• _Goal A_
Summarize the message about the Lisp reader in two sentences.
• _Goal B_
Please reproduce the lines of the records from the one containing "x-tick-label: 40 <box>173 295 182 304</box>" through the one containing "fit-marker <box>758 215 766 221</box>", both included.

• _Quoted text_

+--

Is this something different from
(or (char-equal char #\space)
(not (graphic-char-p char))) ?
Well, i was going to say that backspace didn't fit this mold, but CLtM
says it isn't a token constituent unless quoted. Oh well. Anyway,
have we ever speculated on the relationship of predicates like
graphic-char-p or this hypothetical whitespace-p, and readtables? How
well-defined is it to transfer the syntax of one character to another?
(2) I find I can't easily write myself something akin to
READ-DELIMITED-LIST that handles dotted lists because of
the problem of recognizing all-dots tokens. PEEK-CHAR can
only peek one ahead, so I can't tell whether there is a
space after a dot before calling READ recursively.
How about a way (a special variable?) to turn off the somewhat silly
restriction that you can't have a symbol named .?
Flushing the restriction of unquoted all-dots tokens would only
ameliorate the problem a bit, because he would still have to read the
token himself because he wouldn't be able to unread-char both the dot
and the following token. Besides all the other stuff which is almost
what read-delimited-list provides. Restated, the problem is that one
might want read-delimited-list to barf about cons dots; for instance,
to implement #( syntax. Alternatively, one might want to do
variations of ordinary parentheses in which cons-dot is meaningful.
So having some sort of flag argument to read-delimited-list makes
sense.
Alternatively, how about a function that does the token-isolating
portion of READ but not the printed-representation-to-object
conversion portion of READ?
Do you think this could be done without over half the implementors
having apoplectic fits, and with no loss of life?

+--

• _Records to process_
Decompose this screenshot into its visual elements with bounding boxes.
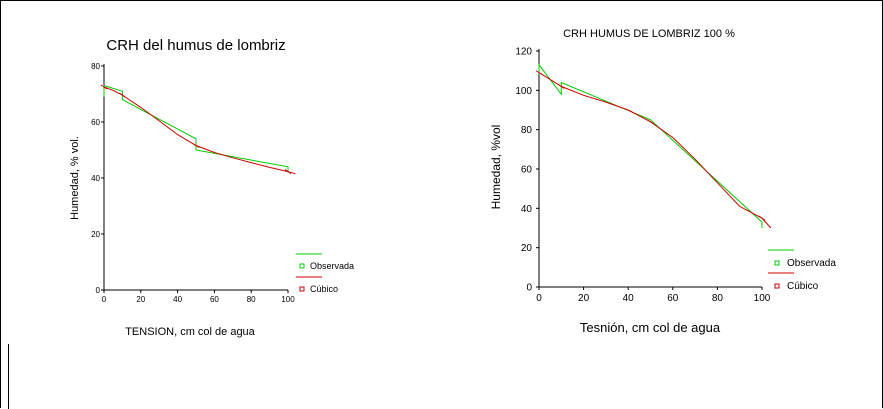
x-tick-label: 40 <box>173 295 182 304</box>
fit-marker <box>647 119 654 125</box>
x-axis-label: TENSION, cm col de agua <box>125 326 255 338</box>
y-tick-label: 80 <box>91 62 100 71</box>
series-line-observada <box>538 63 763 228</box>
fit-marker <box>758 215 766 221</box>
x-tick-label: 40 <box>623 293 635 304</box>
x-tick-label: 80 <box>247 295 256 304</box>
fit-marker <box>100 84 108 90</box>
series-line-cbico <box>538 72 772 229</box>
x-axis-label: Tesnión, cm col de agua <box>580 320 721 335</box>
fit-marker <box>192 143 200 148</box>
fit-marker <box>119 92 126 98</box>
y-axis-label: Humedad, %vol <box>489 125 503 210</box>
y-tick-label: 80 <box>521 125 533 136</box>
x-tick-label: 60 <box>210 295 219 304</box>
y-tick-label: 60 <box>91 118 100 127</box>
chart-1: 0 20 40 60 80 100 0 20 40 60 80 CRH del humus de lo… <box>69 37 354 338</box>
legend-marker-cbico <box>774 283 780 289</box>
legend-marker-observada <box>299 263 305 269</box>
x-tick-label: 0 <box>536 293 542 304</box>
chart-title: CRH del humus de lombriz <box>106 37 285 54</box>
x-tick-label: 100 <box>281 295 295 304</box>
legend-label-cbico: Cúbico <box>787 281 819 292</box>
fit-marker <box>284 169 292 174</box>
x-tick-label: 60 <box>667 293 679 304</box>
series-line-cbico <box>103 86 296 175</box>
y-tick-label: 20 <box>521 243 533 254</box>
legend-label-observada: Observada <box>787 258 836 269</box>
y-tick-label: 120 <box>515 47 532 58</box>
x-tick-label: 20 <box>578 293 590 304</box>
y-tick-label: 0 <box>96 286 101 295</box>
y-tick-label: 20 <box>91 230 100 239</box>
x-tick-label: 20 <box>136 295 145 304</box>
fit-marker <box>535 70 543 76</box>
x-tick-label: 80 <box>712 293 724 304</box>
fit-marker <box>558 83 565 89</box>
y-tick-label: 40 <box>91 174 100 183</box>
legend-label-cbico: Cúbico <box>310 284 338 294</box>
chart-title: CRH HUMUS DE LOMBRIZ 100 % <box>563 28 735 40</box>
x-tick-label: 100 <box>754 293 771 304</box>
legend-label-observada: Observada <box>310 261 354 271</box>
y-tick-label: 100 <box>515 86 532 97</box>
y-tick-label: 40 <box>521 204 533 215</box>
legend-marker-cbico <box>299 286 305 292</box>
y-tick-label: 60 <box>521 165 533 176</box>
chart-2: 0 20 40 60 80 100 0 20 40 60 80 100 120 CRH HUMUS DE … <box>489 28 836 335</box>
y-tick-label: 0 <box>526 283 532 294</box>
frame-divider <box>8 344 9 409</box>
legend-marker-observada <box>774 260 780 266</box>
y-axis-label: Humedad, % vol. <box>69 136 81 220</box>
x-tick-label: 0 <box>102 295 107 304</box>
series-line-observada <box>103 84 289 173</box>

+--

• _Final result A_
The message asks how predicates like graphic-char-p or a whitespace-p relate to readtables, and notes that something akin to READ-DELIMITED-LIST that handles dotted lists is hard to write because PEEK-CHAR can only peek one ahead. It proposes a way to lift the restriction on a symbol named ".", argues that a flag argument to read-delimited-list makes sense, and suggests a function that does only the token-isolating portion of READ.

• _Final result B_
x-tick-label: 40 <box>173 295 182 304</box>
fit-marker <box>647 119 654 125</box>
x-axis-label: TENSION, cm col de agua <box>125 326 255 338</box>
y-tick-label: 80 <box>91 62 100 71</box>
series-line-observada <box>538 63 763 228</box>
fit-marker <box>758 215 766 221</box>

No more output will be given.